* **Raw data**
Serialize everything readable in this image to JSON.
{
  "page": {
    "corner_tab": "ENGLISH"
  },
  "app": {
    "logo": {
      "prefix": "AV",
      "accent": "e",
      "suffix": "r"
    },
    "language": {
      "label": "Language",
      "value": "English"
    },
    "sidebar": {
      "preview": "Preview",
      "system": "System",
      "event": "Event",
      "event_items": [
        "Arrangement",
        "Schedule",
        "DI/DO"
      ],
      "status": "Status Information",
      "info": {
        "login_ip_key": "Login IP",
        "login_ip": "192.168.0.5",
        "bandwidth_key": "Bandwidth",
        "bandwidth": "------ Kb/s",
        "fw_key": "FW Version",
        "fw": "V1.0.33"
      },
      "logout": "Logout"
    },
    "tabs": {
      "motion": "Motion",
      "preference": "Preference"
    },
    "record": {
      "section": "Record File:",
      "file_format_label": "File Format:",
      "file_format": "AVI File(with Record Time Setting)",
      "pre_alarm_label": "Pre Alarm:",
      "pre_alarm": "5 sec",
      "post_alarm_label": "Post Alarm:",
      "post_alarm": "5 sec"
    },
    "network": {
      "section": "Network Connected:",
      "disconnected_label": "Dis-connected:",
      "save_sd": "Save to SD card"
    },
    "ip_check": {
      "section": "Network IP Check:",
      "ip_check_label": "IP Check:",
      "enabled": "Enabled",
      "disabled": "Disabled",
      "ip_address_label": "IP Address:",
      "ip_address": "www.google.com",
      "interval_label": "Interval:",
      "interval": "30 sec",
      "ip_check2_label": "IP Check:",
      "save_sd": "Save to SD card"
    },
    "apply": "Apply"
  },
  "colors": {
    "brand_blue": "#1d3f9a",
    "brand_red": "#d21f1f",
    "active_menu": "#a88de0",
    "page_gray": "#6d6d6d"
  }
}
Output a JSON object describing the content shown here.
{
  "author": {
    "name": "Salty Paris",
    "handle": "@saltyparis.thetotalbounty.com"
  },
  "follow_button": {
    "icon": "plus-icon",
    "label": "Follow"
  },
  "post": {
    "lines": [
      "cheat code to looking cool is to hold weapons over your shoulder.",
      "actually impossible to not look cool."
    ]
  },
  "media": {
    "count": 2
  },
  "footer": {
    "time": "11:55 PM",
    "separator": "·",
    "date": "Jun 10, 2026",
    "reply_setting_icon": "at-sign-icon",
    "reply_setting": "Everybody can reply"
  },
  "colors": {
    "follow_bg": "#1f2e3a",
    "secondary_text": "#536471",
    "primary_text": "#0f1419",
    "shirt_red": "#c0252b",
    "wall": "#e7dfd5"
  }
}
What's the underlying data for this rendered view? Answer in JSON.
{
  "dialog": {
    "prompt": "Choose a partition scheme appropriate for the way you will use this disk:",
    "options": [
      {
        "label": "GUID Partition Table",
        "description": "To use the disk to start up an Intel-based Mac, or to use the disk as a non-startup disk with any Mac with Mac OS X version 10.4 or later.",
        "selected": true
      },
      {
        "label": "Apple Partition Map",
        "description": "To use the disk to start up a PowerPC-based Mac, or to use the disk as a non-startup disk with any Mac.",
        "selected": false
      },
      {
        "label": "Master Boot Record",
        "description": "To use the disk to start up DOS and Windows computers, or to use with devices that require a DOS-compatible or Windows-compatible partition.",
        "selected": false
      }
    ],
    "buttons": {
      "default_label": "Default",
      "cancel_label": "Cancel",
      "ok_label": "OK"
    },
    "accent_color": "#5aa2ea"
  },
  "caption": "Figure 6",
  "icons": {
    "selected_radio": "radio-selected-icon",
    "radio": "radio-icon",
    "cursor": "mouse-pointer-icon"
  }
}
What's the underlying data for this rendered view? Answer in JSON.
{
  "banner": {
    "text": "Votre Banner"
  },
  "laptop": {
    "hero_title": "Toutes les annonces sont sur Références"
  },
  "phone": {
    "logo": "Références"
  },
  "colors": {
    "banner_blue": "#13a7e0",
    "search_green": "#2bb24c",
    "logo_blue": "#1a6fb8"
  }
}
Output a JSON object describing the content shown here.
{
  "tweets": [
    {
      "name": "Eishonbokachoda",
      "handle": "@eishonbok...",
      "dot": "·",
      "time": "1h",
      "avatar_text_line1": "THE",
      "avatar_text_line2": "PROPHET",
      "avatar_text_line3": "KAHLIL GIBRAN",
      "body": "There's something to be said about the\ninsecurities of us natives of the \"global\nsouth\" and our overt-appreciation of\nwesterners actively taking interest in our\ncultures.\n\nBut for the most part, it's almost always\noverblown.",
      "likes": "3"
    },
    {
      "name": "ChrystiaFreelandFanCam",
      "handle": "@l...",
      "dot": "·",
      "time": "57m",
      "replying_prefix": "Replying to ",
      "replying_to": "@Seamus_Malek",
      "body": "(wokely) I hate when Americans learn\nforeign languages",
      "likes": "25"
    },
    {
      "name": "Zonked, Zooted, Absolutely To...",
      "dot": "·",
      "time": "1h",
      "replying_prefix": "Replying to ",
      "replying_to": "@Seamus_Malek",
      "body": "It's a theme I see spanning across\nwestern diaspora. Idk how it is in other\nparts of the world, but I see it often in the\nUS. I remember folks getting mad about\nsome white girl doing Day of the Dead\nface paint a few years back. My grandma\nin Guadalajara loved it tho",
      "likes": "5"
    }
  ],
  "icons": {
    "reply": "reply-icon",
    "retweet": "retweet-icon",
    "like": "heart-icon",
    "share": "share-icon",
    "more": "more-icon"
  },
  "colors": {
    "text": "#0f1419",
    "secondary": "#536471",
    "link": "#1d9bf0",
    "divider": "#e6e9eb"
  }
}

* **Instructions to follow**
Please reproduce every line of the material word for word.

* **Exercise solution**
Serialize everything readable in this image to JSON.
{
  "page": {
    "corner_tab": "ENGLISH"
  },
  "app": {
    "logo": {
      "prefix": "AV",
      "accent": "e",
      "suffix": "r"
    },
    "language": {
      "label": "Language",
      "value": "English"
    },
    "sidebar": {
      "preview": "Preview",
      "system": "System",
      "event": "Event",
      "event_items": [
        "Arrangement",
        "Schedule",
        "DI/DO"
      ],
      "status": "Status Information",
      "info": {
        "login_ip_key": "Login IP",
        "login_ip": "192.168.0.5",
        "bandwidth_key": "Bandwidth",
        "bandwidth": "------ Kb/s",
        "fw_key": "FW Version",
        "fw": "V1.0.33"
      },
      "logout": "Logout"
    },
    "tabs": {
      "motion": "Motion",
      "preference": "Preference"
    },
    "record": {
      "section": "Record File:",
      "file_format_label": "File Format:",
      "file_format": "AVI File(with Record Time Setting)",
      "pre_alarm_label": "Pre Alarm:",
      "pre_alarm": "5 sec",
      "post_alarm_label": "Post Alarm:",
      "post_alarm": "5 sec"
    },
    "network": {
      "section": "Network Connected:",
      "disconnected_label": "Dis-connected:",
      "save_sd": "Save to SD card"
    },
    "ip_check": {
      "section": "Network IP Check:",
      "ip_check_label": "IP Check:",
      "enabled": "Enabled",
      "disabled": "Disabled",
      "ip_address_label": "IP Address:",
      "ip_address": "www.google.com",
      "interval_label": "Interval:",
      "interval": "30 sec",
      "ip_check2_label": "IP Check:",
      "save_sd": "Save to SD card"
    },
    "apply": "Apply"
  },
  "colors": {
    "brand_blue": "#1d3f9a",
    "brand_red": "#d21f1f",
    "active_menu": "#a88de0",
    "page_gray": "#6d6d6d"
  }
}
Output a JSON object describing the content shown here.
{
  "author": {
    "name": "Salty Paris",
    "handle": "@saltyparis.thetotalbounty.com"
  },
  "follow_button": {
    "icon": "plus-icon",
    "label": "Follow"
  },
  "post": {
    "lines": [
      "cheat code to looking cool is to hold weapons over your shoulder.",
      "actually impossible to not look cool."
    ]
  },
  "media": {
    "count": 2
  },
  "footer": {
    "time": "11:55 PM",
    "separator": "·",
    "date": "Jun 10, 2026",
    "reply_setting_icon": "at-sign-icon",
    "reply_setting": "Everybody can reply"
  },
  "colors": {
    "follow_bg": "#1f2e3a",
    "secondary_text": "#536471",
    "primary_text": "#0f1419",
    "shirt_red": "#c0252b",
    "wall": "#e7dfd5"
  }
}
What's the underlying data for this rendered view? Answer in JSON.
{
  "dialog": {
    "prompt": "Choose a partition scheme appropriate for the way you will use this disk:",
    "options": [
      {
        "label": "GUID Partition Table",
        "description": "To use the disk to start up an Intel-based Mac, or to use the disk as a non-startup disk with any Mac with Mac OS X version 10.4 or later.",
        "selected": true
      },
      {
        "label": "Apple Partition Map",
        "description": "To use the disk to start up a PowerPC-based Mac, or to use the disk as a non-startup disk with any Mac.",
        "selected": false
      },
      {
        "label": "Master Boot Record",
        "description": "To use the disk to start up DOS and Windows computers, or to use with devices that require a DOS-compatible or Windows-compatible partition.",
        "selected": false
      }
    ],
    "buttons": {
      "default_label": "Default",
      "cancel_label": "Cancel",
      "ok_label": "OK"
    },
    "accent_color": "#5aa2ea"
  },
  "caption": "Figure 6",
  "icons": {
    "selected_radio": "radio-selected-icon",
    "radio": "radio-icon",
    "cursor": "mouse-pointer-icon"
  }
}
What's the underlying data for this rendered view? Answer in JSON.
{
  "banner": {
    "text": "Votre Banner"
  },
  "laptop": {
    "hero_title": "Toutes les annonces sont sur Références"
  },
  "phone": {
    "logo": "Références"
  },
  "colors": {
    "banner_blue": "#13a7e0",
    "search_green": "#2bb24c",
    "logo_blue": "#1a6fb8"
  }
}
Output a JSON object describing the content shown here.
{
  "tweets": [
    {
      "name": "Eishonbokachoda",
      "handle": "@eishonbok...",
      "dot": "·",
      "time": "1h",
      "avatar_text_line1": "THE",
      "avatar_text_line2": "PROPHET",
      "avatar_text_line3": "KAHLIL GIBRAN",
      "body": "There's something to be said about the\ninsecurities of us natives of the \"global\nsouth\" and our overt-appreciation of\nwesterners actively taking interest in our\ncultures.\n\nBut for the most part, it's almost always\noverblown.",
      "likes": "3"
    },
    {
      "name": "ChrystiaFreelandFanCam",
      "handle": "@l...",
      "dot": "·",
      "time": "57m",
      "replying_prefix": "Replying to ",
      "replying_to": "@Seamus_Malek",
      "body": "(wokely) I hate when Americans learn\nforeign languages",
      "likes": "25"
    },
    {
      "name": "Zonked, Zooted, Absolutely To...",
      "dot": "·",
      "time": "1h",
      "replying_prefix": "Replying to ",
      "replying_to": "@Seamus_Malek",
      "body": "It's a theme I see spanning across\nwestern diaspora. Idk how it is in other\nparts of the world, but I see it often in the\nUS. I remember folks getting mad about\nsome white girl doing Day of the Dead\nface paint a few years back. My grandma\nin Guadalajara loved it tho",
      "likes": "5"
    }
  ],
  "icons": {
    "reply": "reply-icon",
    "retweet": "retweet-icon",
    "like": "heart-icon",
    "share": "share-icon",
    "more": "more-icon"
  },
  "colors": {
    "text": "#0f1419",
    "secondary": "#536471",
    "link": "#1d9bf0",
    "divider": "#e6e9eb"
  }
}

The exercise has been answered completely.